→ **TASK INSTRUCTIONS**
Using the listing below, extract each line that has the word "Tenses" in it.

***** MATERIAL PROVIDED *****

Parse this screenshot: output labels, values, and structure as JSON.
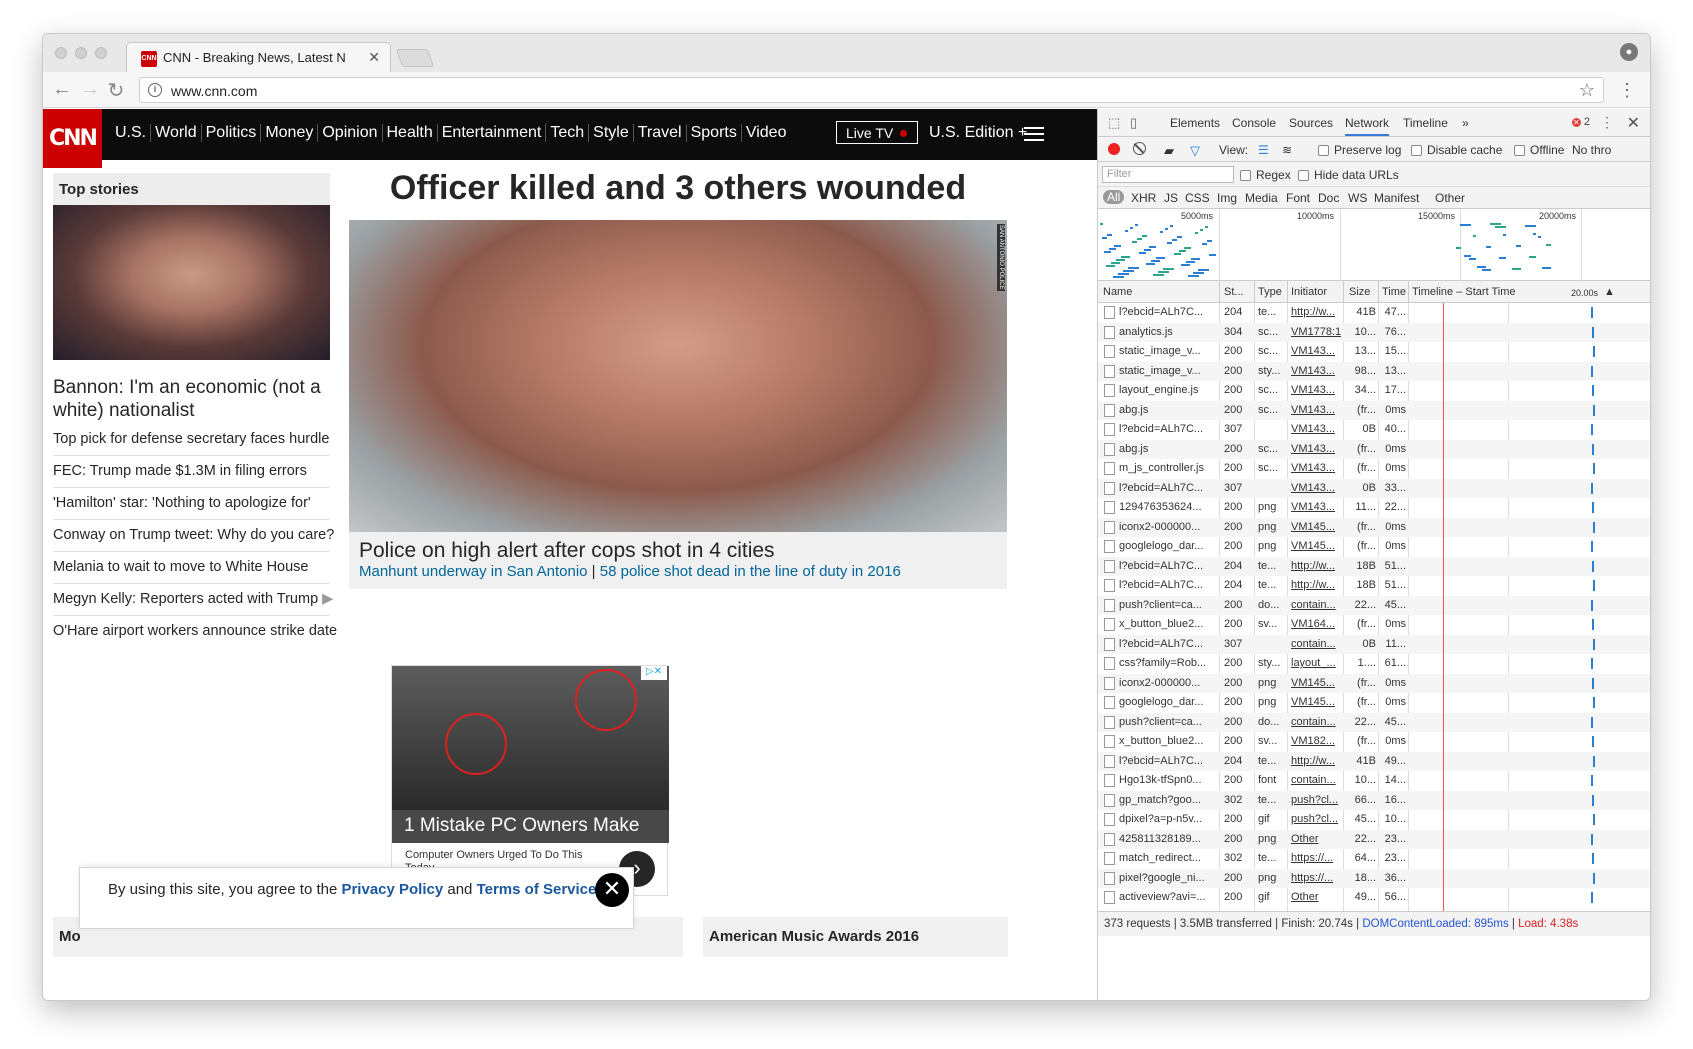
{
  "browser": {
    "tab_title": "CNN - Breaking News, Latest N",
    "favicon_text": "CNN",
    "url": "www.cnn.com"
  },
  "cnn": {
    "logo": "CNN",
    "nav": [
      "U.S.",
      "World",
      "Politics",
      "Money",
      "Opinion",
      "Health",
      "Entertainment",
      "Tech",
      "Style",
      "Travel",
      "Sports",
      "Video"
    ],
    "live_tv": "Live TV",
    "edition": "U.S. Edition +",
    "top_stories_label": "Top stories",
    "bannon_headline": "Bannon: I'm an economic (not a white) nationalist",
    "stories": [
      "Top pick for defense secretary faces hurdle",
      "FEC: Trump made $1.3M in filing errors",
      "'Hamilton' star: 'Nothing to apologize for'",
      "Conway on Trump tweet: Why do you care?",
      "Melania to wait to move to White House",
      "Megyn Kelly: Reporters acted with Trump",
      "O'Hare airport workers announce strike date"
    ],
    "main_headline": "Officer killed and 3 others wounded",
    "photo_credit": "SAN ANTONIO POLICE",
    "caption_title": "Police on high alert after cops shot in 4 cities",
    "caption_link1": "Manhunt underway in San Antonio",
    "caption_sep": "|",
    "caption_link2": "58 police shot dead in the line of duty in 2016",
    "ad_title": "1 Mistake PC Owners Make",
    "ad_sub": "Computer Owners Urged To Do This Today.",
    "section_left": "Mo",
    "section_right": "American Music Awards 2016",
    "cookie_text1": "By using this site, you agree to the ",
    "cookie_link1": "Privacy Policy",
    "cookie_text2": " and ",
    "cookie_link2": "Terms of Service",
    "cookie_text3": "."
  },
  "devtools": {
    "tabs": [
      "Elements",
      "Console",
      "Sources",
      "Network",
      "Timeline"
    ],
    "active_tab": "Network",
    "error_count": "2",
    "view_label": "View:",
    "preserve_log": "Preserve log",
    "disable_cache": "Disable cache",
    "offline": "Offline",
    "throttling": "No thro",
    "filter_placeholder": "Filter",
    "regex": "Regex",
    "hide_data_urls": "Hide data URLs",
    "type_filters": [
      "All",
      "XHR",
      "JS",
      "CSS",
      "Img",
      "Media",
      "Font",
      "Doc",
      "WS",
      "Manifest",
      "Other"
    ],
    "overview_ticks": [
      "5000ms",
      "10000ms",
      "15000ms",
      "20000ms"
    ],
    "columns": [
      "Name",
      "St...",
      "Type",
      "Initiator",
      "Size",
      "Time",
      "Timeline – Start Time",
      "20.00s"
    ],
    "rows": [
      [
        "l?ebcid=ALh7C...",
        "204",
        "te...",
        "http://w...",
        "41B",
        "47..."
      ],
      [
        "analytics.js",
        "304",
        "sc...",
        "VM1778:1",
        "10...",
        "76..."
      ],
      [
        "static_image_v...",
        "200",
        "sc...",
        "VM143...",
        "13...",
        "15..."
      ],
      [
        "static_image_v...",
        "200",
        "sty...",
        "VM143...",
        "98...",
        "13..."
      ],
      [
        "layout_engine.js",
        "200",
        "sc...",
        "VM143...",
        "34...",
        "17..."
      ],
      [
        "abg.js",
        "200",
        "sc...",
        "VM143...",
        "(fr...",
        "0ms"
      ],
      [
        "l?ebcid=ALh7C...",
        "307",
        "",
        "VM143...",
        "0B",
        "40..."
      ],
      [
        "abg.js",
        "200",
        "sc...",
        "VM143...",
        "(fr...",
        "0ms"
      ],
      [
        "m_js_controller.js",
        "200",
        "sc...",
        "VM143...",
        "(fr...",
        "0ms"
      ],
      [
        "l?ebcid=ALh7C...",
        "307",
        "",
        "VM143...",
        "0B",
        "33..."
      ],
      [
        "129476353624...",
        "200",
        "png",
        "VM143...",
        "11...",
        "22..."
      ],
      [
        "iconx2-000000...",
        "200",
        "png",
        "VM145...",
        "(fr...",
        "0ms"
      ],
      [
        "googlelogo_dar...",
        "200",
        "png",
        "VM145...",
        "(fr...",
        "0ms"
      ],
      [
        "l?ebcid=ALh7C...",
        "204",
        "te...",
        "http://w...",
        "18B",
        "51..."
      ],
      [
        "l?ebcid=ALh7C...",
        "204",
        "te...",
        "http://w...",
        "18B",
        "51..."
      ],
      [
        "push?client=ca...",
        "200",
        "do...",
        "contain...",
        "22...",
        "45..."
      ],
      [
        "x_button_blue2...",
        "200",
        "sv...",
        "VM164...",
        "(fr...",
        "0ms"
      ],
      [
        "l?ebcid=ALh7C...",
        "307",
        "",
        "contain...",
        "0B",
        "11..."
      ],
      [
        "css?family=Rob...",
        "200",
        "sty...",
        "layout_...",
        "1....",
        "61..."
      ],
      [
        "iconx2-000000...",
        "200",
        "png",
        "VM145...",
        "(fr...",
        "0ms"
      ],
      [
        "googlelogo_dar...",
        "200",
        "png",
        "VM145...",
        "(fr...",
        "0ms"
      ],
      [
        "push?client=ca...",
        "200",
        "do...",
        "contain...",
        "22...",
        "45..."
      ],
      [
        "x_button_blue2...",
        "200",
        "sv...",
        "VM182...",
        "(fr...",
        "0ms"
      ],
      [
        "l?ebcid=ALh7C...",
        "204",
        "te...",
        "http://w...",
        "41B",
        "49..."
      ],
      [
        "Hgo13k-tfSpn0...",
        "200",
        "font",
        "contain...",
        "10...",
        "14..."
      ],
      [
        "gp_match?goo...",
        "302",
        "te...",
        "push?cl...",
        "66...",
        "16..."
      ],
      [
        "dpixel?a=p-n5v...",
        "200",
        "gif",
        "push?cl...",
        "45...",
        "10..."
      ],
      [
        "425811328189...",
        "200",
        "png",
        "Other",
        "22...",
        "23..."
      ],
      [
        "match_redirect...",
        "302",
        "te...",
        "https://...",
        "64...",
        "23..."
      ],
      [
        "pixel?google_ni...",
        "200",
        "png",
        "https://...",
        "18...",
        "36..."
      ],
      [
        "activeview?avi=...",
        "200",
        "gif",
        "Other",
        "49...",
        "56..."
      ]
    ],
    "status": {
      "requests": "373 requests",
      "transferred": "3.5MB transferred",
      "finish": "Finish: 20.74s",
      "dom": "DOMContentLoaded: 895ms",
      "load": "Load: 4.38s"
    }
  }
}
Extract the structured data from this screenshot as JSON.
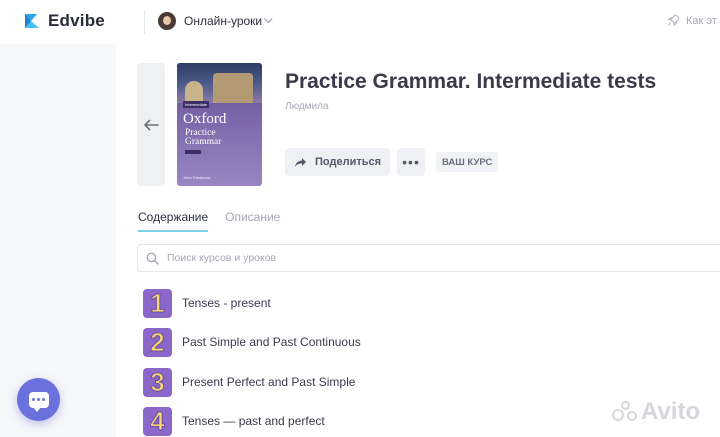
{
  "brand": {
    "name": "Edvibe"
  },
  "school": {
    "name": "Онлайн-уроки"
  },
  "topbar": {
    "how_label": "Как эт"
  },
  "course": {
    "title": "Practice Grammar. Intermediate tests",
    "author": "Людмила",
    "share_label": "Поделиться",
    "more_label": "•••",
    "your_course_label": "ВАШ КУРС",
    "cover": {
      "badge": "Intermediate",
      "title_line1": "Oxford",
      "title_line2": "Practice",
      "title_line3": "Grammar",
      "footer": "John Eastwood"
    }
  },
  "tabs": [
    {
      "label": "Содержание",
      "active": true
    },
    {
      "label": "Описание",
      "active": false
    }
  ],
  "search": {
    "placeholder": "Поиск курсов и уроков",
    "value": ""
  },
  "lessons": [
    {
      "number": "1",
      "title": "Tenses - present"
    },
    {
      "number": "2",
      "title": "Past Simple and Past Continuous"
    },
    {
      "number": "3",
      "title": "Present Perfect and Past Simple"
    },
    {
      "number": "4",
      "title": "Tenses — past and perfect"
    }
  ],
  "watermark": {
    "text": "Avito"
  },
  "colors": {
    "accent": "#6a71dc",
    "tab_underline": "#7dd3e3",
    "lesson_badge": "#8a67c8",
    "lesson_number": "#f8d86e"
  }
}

*****

→ **EXERCISE OUTPUT**
      "title": "Tenses - present"
      "title": "Tenses — past and perfect"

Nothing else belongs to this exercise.